#### Your instructions:
Render every entry exactly as it appears.

#### Provided material:
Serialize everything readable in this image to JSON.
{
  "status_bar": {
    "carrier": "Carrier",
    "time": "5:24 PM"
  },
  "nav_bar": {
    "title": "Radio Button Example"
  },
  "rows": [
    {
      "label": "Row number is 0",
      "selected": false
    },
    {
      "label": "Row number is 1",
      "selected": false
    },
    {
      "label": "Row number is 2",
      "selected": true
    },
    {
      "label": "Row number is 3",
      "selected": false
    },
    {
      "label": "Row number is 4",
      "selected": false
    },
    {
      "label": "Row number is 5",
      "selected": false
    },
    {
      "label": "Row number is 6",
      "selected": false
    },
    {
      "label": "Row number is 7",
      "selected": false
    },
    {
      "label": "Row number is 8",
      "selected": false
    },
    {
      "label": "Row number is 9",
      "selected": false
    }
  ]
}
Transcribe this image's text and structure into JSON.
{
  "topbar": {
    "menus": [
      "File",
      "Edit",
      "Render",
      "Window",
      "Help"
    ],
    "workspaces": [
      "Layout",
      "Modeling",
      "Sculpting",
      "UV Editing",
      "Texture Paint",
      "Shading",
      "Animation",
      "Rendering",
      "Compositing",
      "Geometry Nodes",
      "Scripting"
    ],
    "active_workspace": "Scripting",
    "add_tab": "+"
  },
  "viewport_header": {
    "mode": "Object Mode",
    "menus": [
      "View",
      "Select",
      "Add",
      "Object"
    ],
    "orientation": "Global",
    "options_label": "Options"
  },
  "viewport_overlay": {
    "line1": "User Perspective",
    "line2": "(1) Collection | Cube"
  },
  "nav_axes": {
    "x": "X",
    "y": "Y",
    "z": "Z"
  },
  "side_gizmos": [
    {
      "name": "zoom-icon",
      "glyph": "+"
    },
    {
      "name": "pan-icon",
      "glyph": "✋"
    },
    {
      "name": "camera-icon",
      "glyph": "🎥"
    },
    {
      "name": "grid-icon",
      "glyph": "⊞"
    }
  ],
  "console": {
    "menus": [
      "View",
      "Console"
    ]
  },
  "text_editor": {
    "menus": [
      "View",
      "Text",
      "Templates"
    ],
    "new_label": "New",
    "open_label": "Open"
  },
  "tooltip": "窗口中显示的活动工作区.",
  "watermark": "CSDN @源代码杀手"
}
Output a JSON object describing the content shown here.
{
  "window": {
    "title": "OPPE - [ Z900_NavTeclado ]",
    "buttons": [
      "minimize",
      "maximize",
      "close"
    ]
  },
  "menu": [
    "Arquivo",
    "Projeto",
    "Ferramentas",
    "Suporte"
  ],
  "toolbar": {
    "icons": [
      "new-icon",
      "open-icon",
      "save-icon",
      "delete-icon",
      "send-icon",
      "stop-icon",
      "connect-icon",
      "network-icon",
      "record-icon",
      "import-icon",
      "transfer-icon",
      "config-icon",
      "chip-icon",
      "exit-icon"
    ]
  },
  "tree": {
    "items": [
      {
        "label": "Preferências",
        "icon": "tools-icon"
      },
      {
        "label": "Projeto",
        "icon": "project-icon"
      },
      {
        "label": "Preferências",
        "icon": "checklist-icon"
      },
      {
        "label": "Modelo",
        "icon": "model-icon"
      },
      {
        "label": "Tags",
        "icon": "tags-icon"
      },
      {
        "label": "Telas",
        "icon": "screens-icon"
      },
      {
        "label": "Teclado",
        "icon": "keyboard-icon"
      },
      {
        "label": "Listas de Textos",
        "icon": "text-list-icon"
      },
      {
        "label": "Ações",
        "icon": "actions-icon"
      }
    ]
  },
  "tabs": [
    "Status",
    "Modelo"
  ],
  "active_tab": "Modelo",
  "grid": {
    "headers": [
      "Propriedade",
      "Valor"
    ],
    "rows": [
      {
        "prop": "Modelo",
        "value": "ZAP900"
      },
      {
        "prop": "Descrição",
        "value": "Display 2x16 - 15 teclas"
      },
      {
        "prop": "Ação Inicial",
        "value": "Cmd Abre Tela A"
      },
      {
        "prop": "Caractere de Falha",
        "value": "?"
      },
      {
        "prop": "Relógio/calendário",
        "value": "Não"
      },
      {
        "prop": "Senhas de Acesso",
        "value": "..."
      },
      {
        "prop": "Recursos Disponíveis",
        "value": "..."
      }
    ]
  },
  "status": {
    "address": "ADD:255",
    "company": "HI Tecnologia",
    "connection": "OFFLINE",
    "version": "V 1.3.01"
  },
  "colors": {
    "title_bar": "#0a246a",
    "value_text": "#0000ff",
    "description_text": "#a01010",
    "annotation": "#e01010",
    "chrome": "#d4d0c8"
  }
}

#### Reply to the exercise:
Serialize everything readable in this image to JSON.
{
  "status_bar": {
    "carrier": "Carrier",
    "time": "5:24 PM"
  },
  "nav_bar": {
    "title": "Radio Button Example"
  },
  "rows": [
    {
      "label": "Row number is 0",
      "selected": false
    },
    {
      "label": "Row number is 1",
      "selected": false
    },
    {
      "label": "Row number is 2",
      "selected": true
    },
    {
      "label": "Row number is 3",
      "selected": false
    },
    {
      "label": "Row number is 4",
      "selected": false
    },
    {
      "label": "Row number is 5",
      "selected": false
    },
    {
      "label": "Row number is 6",
      "selected": false
    },
    {
      "label": "Row number is 7",
      "selected": false
    },
    {
      "label": "Row number is 8",
      "selected": false
    },
    {
      "label": "Row number is 9",
      "selected": false
    }
  ]
}
Transcribe this image's text and structure into JSON.
{
  "topbar": {
    "menus": [
      "File",
      "Edit",
      "Render",
      "Window",
      "Help"
    ],
    "workspaces": [
      "Layout",
      "Modeling",
      "Sculpting",
      "UV Editing",
      "Texture Paint",
      "Shading",
      "Animation",
      "Rendering",
      "Compositing",
      "Geometry Nodes",
      "Scripting"
    ],
    "active_workspace": "Scripting",
    "add_tab": "+"
  },
  "viewport_header": {
    "mode": "Object Mode",
    "menus": [
      "View",
      "Select",
      "Add",
      "Object"
    ],
    "orientation": "Global",
    "options_label": "Options"
  },
  "viewport_overlay": {
    "line1": "User Perspective",
    "line2": "(1) Collection | Cube"
  },
  "nav_axes": {
    "x": "X",
    "y": "Y",
    "z": "Z"
  },
  "side_gizmos": [
    {
      "name": "zoom-icon",
      "glyph": "+"
    },
    {
      "name": "pan-icon",
      "glyph": "✋"
    },
    {
      "name": "camera-icon",
      "glyph": "🎥"
    },
    {
      "name": "grid-icon",
      "glyph": "⊞"
    }
  ],
  "console": {
    "menus": [
      "View",
      "Console"
    ]
  },
  "text_editor": {
    "menus": [
      "View",
      "Text",
      "Templates"
    ],
    "new_label": "New",
    "open_label": "Open"
  },
  "tooltip": "窗口中显示的活动工作区.",
  "watermark": "CSDN @源代码杀手"
}
Output a JSON object describing the content shown here.
{
  "window": {
    "title": "OPPE - [ Z900_NavTeclado ]",
    "buttons": [
      "minimize",
      "maximize",
      "close"
    ]
  },
  "menu": [
    "Arquivo",
    "Projeto",
    "Ferramentas",
    "Suporte"
  ],
  "toolbar": {
    "icons": [
      "new-icon",
      "open-icon",
      "save-icon",
      "delete-icon",
      "send-icon",
      "stop-icon",
      "connect-icon",
      "network-icon",
      "record-icon",
      "import-icon",
      "transfer-icon",
      "config-icon",
      "chip-icon",
      "exit-icon"
    ]
  },
  "tree": {
    "items": [
      {
        "label": "Preferências",
        "icon": "tools-icon"
      },
      {
        "label": "Projeto",
        "icon": "project-icon"
      },
      {
        "label": "Preferências",
        "icon": "checklist-icon"
      },
      {
        "label": "Modelo",
        "icon": "model-icon"
      },
      {
        "label": "Tags",
        "icon": "tags-icon"
      },
      {
        "label": "Telas",
        "icon": "screens-icon"
      },
      {
        "label": "Teclado",
        "icon": "keyboard-icon"
      },
      {
        "label": "Listas de Textos",
        "icon": "text-list-icon"
      },
      {
        "label": "Ações",
        "icon": "actions-icon"
      }
    ]
  },
  "tabs": [
    "Status",
    "Modelo"
  ],
  "active_tab": "Modelo",
  "grid": {
    "headers": [
      "Propriedade",
      "Valor"
    ],
    "rows": [
      {
        "prop": "Modelo",
        "value": "ZAP900"
      },
      {
        "prop": "Descrição",
        "value": "Display 2x16 - 15 teclas"
      },
      {
        "prop": "Ação Inicial",
        "value": "Cmd Abre Tela A"
      },
      {
        "prop": "Caractere de Falha",
        "value": "?"
      },
      {
        "prop": "Relógio/calendário",
        "value": "Não"
      },
      {
        "prop": "Senhas de Acesso",
        "value": "..."
      },
      {
        "prop": "Recursos Disponíveis",
        "value": "..."
      }
    ]
  },
  "status": {
    "address": "ADD:255",
    "company": "HI Tecnologia",
    "connection": "OFFLINE",
    "version": "V 1.3.01"
  },
  "colors": {
    "title_bar": "#0a246a",
    "value_text": "#0000ff",
    "description_text": "#a01010",
    "annotation": "#e01010",
    "chrome": "#d4d0c8"
  }
}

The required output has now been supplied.